Chart and figure data
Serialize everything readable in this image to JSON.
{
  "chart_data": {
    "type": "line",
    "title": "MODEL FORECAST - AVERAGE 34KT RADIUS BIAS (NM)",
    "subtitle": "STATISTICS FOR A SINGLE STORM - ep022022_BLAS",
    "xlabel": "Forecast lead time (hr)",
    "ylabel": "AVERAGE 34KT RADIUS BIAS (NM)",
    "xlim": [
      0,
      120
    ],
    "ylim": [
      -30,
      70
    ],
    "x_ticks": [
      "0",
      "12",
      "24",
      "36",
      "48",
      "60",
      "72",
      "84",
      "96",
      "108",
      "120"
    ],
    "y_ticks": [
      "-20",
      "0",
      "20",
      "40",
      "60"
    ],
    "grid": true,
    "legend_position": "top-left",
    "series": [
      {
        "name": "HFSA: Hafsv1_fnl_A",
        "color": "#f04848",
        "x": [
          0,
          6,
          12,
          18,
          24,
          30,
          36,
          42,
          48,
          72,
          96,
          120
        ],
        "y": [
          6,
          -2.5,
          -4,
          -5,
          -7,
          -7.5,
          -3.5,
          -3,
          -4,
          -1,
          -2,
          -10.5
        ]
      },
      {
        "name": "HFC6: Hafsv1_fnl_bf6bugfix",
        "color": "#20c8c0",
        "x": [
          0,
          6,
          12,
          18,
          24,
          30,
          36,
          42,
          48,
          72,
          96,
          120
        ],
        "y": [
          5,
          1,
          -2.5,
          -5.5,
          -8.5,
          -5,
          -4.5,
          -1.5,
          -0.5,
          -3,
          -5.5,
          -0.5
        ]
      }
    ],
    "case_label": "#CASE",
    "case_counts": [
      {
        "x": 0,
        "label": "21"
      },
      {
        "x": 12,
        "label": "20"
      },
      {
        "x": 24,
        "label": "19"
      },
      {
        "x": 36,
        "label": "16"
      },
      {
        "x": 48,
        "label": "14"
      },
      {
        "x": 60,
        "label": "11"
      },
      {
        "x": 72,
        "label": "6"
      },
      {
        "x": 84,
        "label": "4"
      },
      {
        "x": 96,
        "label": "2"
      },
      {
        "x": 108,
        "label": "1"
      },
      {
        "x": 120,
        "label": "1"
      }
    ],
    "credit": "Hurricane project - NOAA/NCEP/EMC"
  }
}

Task details
Write out every line exactly as it stands.

Response to the task
Serialize everything readable in this image to JSON.
{
  "chart_data": {
    "type": "line",
    "title": "MODEL FORECAST - AVERAGE 34KT RADIUS BIAS (NM)",
    "subtitle": "STATISTICS FOR A SINGLE STORM - ep022022_BLAS",
    "xlabel": "Forecast lead time (hr)",
    "ylabel": "AVERAGE 34KT RADIUS BIAS (NM)",
    "xlim": [
      0,
      120
    ],
    "ylim": [
      -30,
      70
    ],
    "x_ticks": [
      "0",
      "12",
      "24",
      "36",
      "48",
      "60",
      "72",
      "84",
      "96",
      "108",
      "120"
    ],
    "y_ticks": [
      "-20",
      "0",
      "20",
      "40",
      "60"
    ],
    "grid": true,
    "legend_position": "top-left",
    "series": [
      {
        "name": "HFSA: Hafsv1_fnl_A",
        "color": "#f04848",
        "x": [
          0,
          6,
          12,
          18,
          24,
          30,
          36,
          42,
          48,
          72,
          96,
          120
        ],
        "y": [
          6,
          -2.5,
          -4,
          -5,
          -7,
          -7.5,
          -3.5,
          -3,
          -4,
          -1,
          -2,
          -10.5
        ]
      },
      {
        "name": "HFC6: Hafsv1_fnl_bf6bugfix",
        "color": "#20c8c0",
        "x": [
          0,
          6,
          12,
          18,
          24,
          30,
          36,
          42,
          48,
          72,
          96,
          120
        ],
        "y": [
          5,
          1,
          -2.5,
          -5.5,
          -8.5,
          -5,
          -4.5,
          -1.5,
          -0.5,
          -3,
          -5.5,
          -0.5
        ]
      }
    ],
    "case_label": "#CASE",
    "case_counts": [
      {
        "x": 0,
        "label": "21"
      },
      {
        "x": 12,
        "label": "20"
      },
      {
        "x": 24,
        "label": "19"
      },
      {
        "x": 36,
        "label": "16"
      },
      {
        "x": 48,
        "label": "14"
      },
      {
        "x": 60,
        "label": "11"
      },
      {
        "x": 72,
        "label": "6"
      },
      {
        "x": 84,
        "label": "4"
      },
      {
        "x": 96,
        "label": "2"
      },
      {
        "x": 108,
        "label": "1"
      },
      {
        "x": 120,
        "label": "1"
      }
    ],
    "credit": "Hurricane project - NOAA/NCEP/EMC"
  }
}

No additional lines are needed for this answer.